Task details: Make an exact copy of all the data.

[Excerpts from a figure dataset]
━━━━
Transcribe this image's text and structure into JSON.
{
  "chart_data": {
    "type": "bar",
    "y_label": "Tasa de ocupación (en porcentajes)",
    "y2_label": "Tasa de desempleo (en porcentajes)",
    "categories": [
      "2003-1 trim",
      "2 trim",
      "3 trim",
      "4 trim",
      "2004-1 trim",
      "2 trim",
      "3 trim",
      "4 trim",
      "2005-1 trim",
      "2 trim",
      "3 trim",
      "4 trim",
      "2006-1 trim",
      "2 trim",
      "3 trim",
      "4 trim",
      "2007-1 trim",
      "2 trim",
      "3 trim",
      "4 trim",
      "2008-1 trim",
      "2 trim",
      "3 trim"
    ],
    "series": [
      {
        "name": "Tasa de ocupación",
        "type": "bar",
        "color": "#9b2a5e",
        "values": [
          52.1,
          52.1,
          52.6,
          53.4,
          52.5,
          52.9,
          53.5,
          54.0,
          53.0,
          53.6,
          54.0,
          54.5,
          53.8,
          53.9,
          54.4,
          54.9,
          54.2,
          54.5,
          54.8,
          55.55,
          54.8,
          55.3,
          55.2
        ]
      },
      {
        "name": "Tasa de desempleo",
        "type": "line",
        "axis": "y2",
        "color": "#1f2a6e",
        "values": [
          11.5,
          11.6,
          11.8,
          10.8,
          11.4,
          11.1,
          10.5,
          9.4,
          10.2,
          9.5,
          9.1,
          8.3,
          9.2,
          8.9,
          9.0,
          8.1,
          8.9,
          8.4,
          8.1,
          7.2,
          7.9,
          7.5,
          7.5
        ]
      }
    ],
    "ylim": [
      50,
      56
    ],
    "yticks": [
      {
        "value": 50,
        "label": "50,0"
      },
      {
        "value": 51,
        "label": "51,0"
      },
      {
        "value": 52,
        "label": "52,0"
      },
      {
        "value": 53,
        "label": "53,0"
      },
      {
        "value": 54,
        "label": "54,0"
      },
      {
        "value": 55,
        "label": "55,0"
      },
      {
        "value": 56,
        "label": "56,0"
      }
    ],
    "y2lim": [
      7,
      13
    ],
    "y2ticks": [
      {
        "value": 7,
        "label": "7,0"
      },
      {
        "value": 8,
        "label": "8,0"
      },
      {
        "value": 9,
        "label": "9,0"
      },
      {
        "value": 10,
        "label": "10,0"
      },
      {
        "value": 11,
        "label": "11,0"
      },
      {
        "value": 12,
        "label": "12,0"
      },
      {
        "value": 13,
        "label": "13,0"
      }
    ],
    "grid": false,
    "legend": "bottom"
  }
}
━━━━
Solved problem:
Transcribe this image's text and structure into JSON.
{
  "chart_data": {
    "type": "bar",
    "y_label": "Tasa de ocupación (en porcentajes)",
    "y2_label": "Tasa de desempleo (en porcentajes)",
    "categories": [
      "2003-1 trim",
      "2 trim",
      "3 trim",
      "4 trim",
      "2004-1 trim",
      "2 trim",
      "3 trim",
      "4 trim",
      "2005-1 trim",
      "2 trim",
      "3 trim",
      "4 trim",
      "2006-1 trim",
      "2 trim",
      "3 trim",
      "4 trim",
      "2007-1 trim",
      "2 trim",
      "3 trim",
      "4 trim",
      "2008-1 trim",
      "2 trim",
      "3 trim"
    ],
    "series": [
      {
        "name": "Tasa de ocupación",
        "type": "bar",
        "color": "#9b2a5e",
        "values": [
          52.1,
          52.1,
          52.6,
          53.4,
          52.5,
          52.9,
          53.5,
          54.0,
          53.0,
          53.6,
          54.0,
          54.5,
          53.8,
          53.9,
          54.4,
          54.9,
          54.2,
          54.5,
          54.8,
          55.55,
          54.8,
          55.3,
          55.2
        ]
      },
      {
        "name": "Tasa de desempleo",
        "type": "line",
        "axis": "y2",
        "color": "#1f2a6e",
        "values": [
          11.5,
          11.6,
          11.8,
          10.8,
          11.4,
          11.1,
          10.5,
          9.4,
          10.2,
          9.5,
          9.1,
          8.3,
          9.2,
          8.9,
          9.0,
          8.1,
          8.9,
          8.4,
          8.1,
          7.2,
          7.9,
          7.5,
          7.5
        ]
      }
    ],
    "ylim": [
      50,
      56
    ],
    "yticks": [
      {
        "value": 50,
        "label": "50,0"
      },
      {
        "value": 51,
        "label": "51,0"
      },
      {
        "value": 52,
        "label": "52,0"
      },
      {
        "value": 53,
        "label": "53,0"
      },
      {
        "value": 54,
        "label": "54,0"
      },
      {
        "value": 55,
        "label": "55,0"
      },
      {
        "value": 56,
        "label": "56,0"
      }
    ],
    "y2lim": [
      7,
      13
    ],
    "y2ticks": [
      {
        "value": 7,
        "label": "7,0"
      },
      {
        "value": 8,
        "label": "8,0"
      },
      {
        "value": 9,
        "label": "9,0"
      },
      {
        "value": 10,
        "label": "10,0"
      },
      {
        "value": 11,
        "label": "11,0"
      },
      {
        "value": 12,
        "label": "12,0"
      },
      {
        "value": 13,
        "label": "13,0"
      }
    ],
    "grid": false,
    "legend": "bottom"
  }
}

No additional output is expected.